TASK TO CARRY OUT >>
Leave out every picture, then transcribe the rest of the listing exactly.

DATA LISTING >>
## begin
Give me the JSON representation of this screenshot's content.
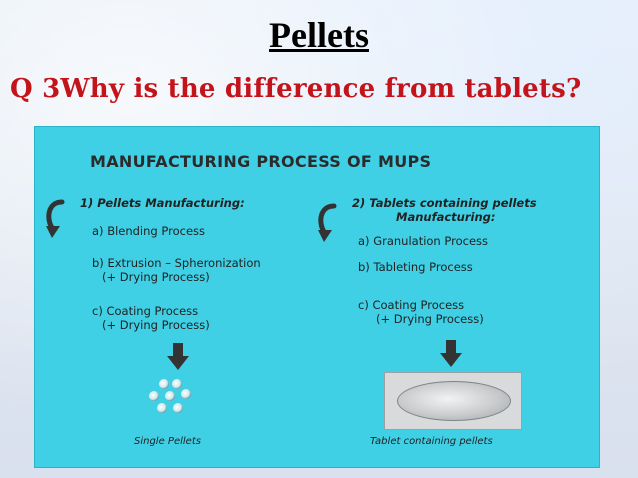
{
  "slide": {
    "title": "Pellets",
    "question": "Q 3Why is the difference from tablets?"
  },
  "diagram": {
    "title": "MANUFACTURING PROCESS OF MUPS",
    "left": {
      "heading": "1) Pellets Manufacturing:",
      "step_a": "a) Blending Process",
      "step_b_line1": "b) Extrusion – Spheronization",
      "step_b_line2": "(+ Drying Process)",
      "step_c_line1": "c) Coating Process",
      "step_c_line2": "(+ Drying Process)",
      "result_label": "Single Pellets"
    },
    "right": {
      "heading_line1": "2) Tablets containing pellets",
      "heading_line2": "Manufacturing:",
      "step_a": "a) Granulation Process",
      "step_b": "b) Tableting Process",
      "step_c_line1": "c) Coating Process",
      "step_c_line2": "(+ Drying Process)",
      "result_label": "Tablet containing pellets"
    },
    "colors": {
      "panel": "#3fd0e6",
      "question_red": "#c4141b"
    },
    "icons": {
      "cycle": "circular-arrow-icon",
      "down": "down-arrow-icon"
    }
  }
}
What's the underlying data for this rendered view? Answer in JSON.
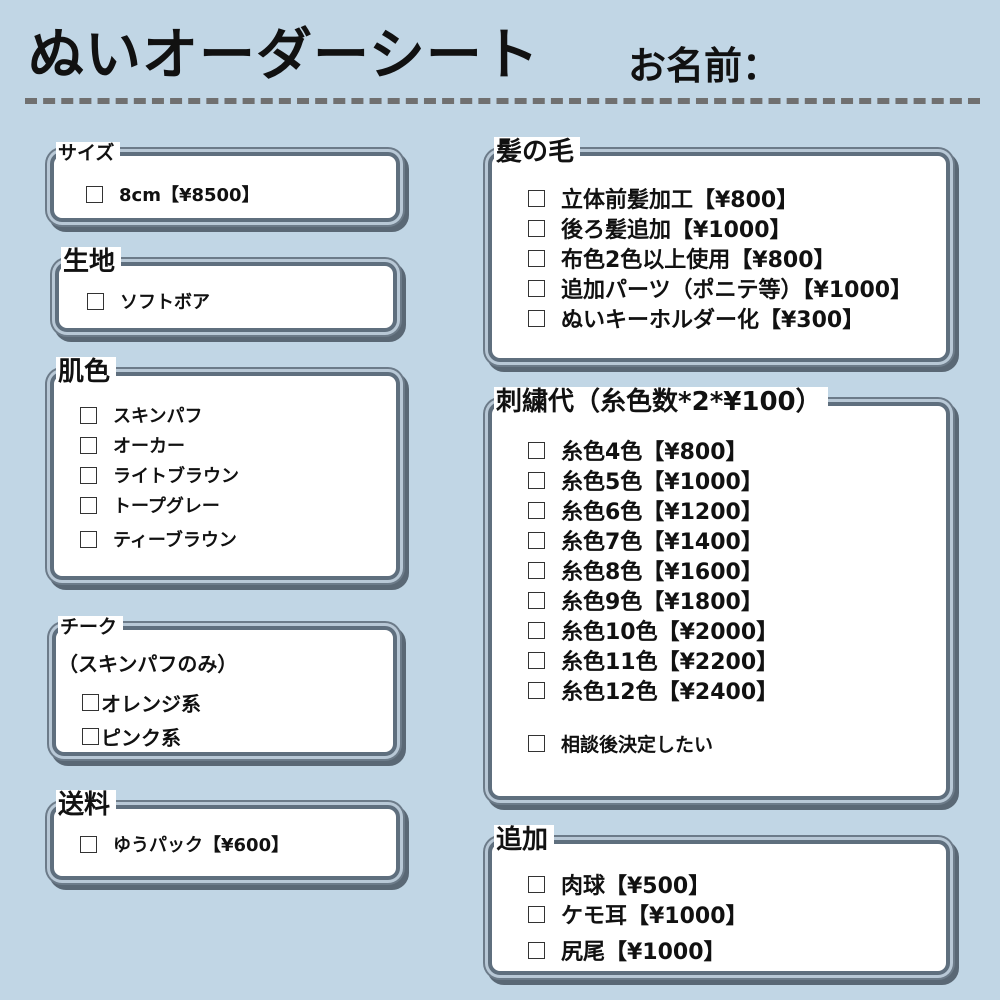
{
  "header": {
    "title": "ぬいオーダーシート",
    "name_label": "お名前："
  },
  "sections": {
    "size": {
      "label": "サイズ",
      "items": [
        "8cm【¥8500】"
      ]
    },
    "fabric": {
      "label": "生地",
      "items": [
        "ソフトボア"
      ]
    },
    "skin": {
      "label": "肌色",
      "items": [
        "スキンパフ",
        "オーカー",
        "ライトブラウン",
        "トープグレー",
        "ティーブラウン"
      ]
    },
    "cheek": {
      "label": "チーク",
      "note": "（スキンパフのみ）",
      "items": [
        "オレンジ系",
        "ピンク系"
      ]
    },
    "shipping": {
      "label": "送料",
      "items": [
        "ゆうパック【¥600】"
      ]
    },
    "hair": {
      "label": "髪の毛",
      "items": [
        "立体前髪加工【¥800】",
        "後ろ髪追加【¥1000】",
        "布色2色以上使用【¥800】",
        "追加パーツ（ポニテ等）【¥1000】",
        "ぬいキーホルダー化【¥300】"
      ]
    },
    "embroidery": {
      "label": "刺繍代（糸色数*2*¥100）",
      "items": [
        "糸色4色【¥800】",
        "糸色5色【¥1000】",
        "糸色6色【¥1200】",
        "糸色7色【¥1400】",
        "糸色8色【¥1600】",
        "糸色9色【¥1800】",
        "糸色10色【¥2000】",
        "糸色11色【¥2200】",
        "糸色12色【¥2400】"
      ],
      "consult": "相談後決定したい"
    },
    "extra": {
      "label": "追加",
      "items": [
        "肉球【¥500】",
        "ケモ耳【¥1000】",
        "尻尾【¥1000】"
      ]
    }
  }
}
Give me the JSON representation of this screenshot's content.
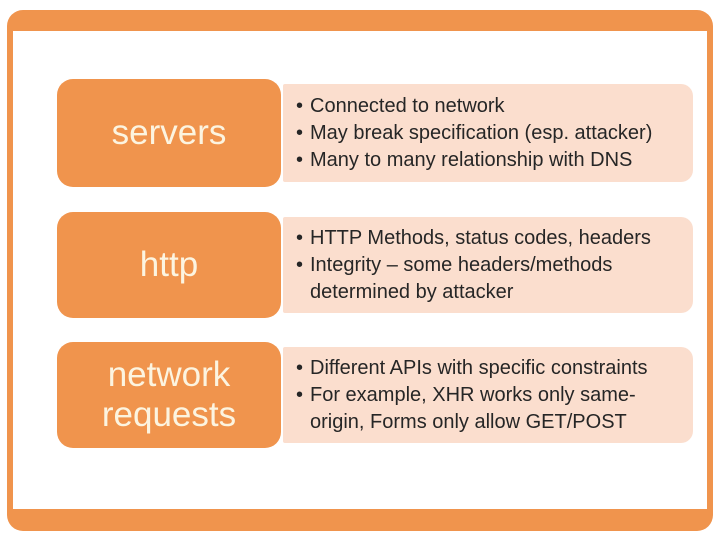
## end
EXERCISE SOLUTION >>
Give me the JSON representation of this screenshot's content.
{
  "slide": {
    "title": "Pellets",
    "question": "Q 3Why is the difference from tablets?"
  },
  "diagram": {
    "title": "MANUFACTURING PROCESS OF MUPS",
    "left": {
      "heading": "1) Pellets Manufacturing:",
      "step_a": "a) Blending Process",
      "step_b_line1": "b) Extrusion – Spheronization",
      "step_b_line2": "(+ Drying Process)",
      "step_c_line1": "c) Coating Process",
      "step_c_line2": "(+ Drying Process)",
      "result_label": "Single Pellets"
    },
    "right": {
      "heading_line1": "2) Tablets containing pellets",
      "heading_line2": "Manufacturing:",
      "step_a": "a) Granulation Process",
      "step_b": "b) Tableting Process",
      "step_c_line1": "c) Coating Process",
      "step_c_line2": "(+ Drying Process)",
      "result_label": "Tablet containing pellets"
    },
    "colors": {
      "panel": "#3fd0e6",
      "question_red": "#c4141b"
    },
    "icons": {
      "cycle": "circular-arrow-icon",
      "down": "down-arrow-icon"
    }
  }
}
What's the underlying data for this rendered view? Answer in JSON.
{
  "header": {
    "title": "ぬいオーダーシート",
    "name_label": "お名前："
  },
  "sections": {
    "size": {
      "label": "サイズ",
      "items": [
        "8cm【¥8500】"
      ]
    },
    "fabric": {
      "label": "生地",
      "items": [
        "ソフトボア"
      ]
    },
    "skin": {
      "label": "肌色",
      "items": [
        "スキンパフ",
        "オーカー",
        "ライトブラウン",
        "トープグレー",
        "ティーブラウン"
      ]
    },
    "cheek": {
      "label": "チーク",
      "note": "（スキンパフのみ）",
      "items": [
        "オレンジ系",
        "ピンク系"
      ]
    },
    "shipping": {
      "label": "送料",
      "items": [
        "ゆうパック【¥600】"
      ]
    },
    "hair": {
      "label": "髪の毛",
      "items": [
        "立体前髪加工【¥800】",
        "後ろ髪追加【¥1000】",
        "布色2色以上使用【¥800】",
        "追加パーツ（ポニテ等）【¥1000】",
        "ぬいキーホルダー化【¥300】"
      ]
    },
    "embroidery": {
      "label": "刺繍代（糸色数*2*¥100）",
      "items": [
        "糸色4色【¥800】",
        "糸色5色【¥1000】",
        "糸色6色【¥1200】",
        "糸色7色【¥1400】",
        "糸色8色【¥1600】",
        "糸色9色【¥1800】",
        "糸色10色【¥2000】",
        "糸色11色【¥2200】",
        "糸色12色【¥2400】"
      ],
      "consult": "相談後決定したい"
    },
    "extra": {
      "label": "追加",
      "items": [
        "肉球【¥500】",
        "ケモ耳【¥1000】",
        "尻尾【¥1000】"
      ]
    }
  }
}
Give me the JSON representation of this screenshot's content.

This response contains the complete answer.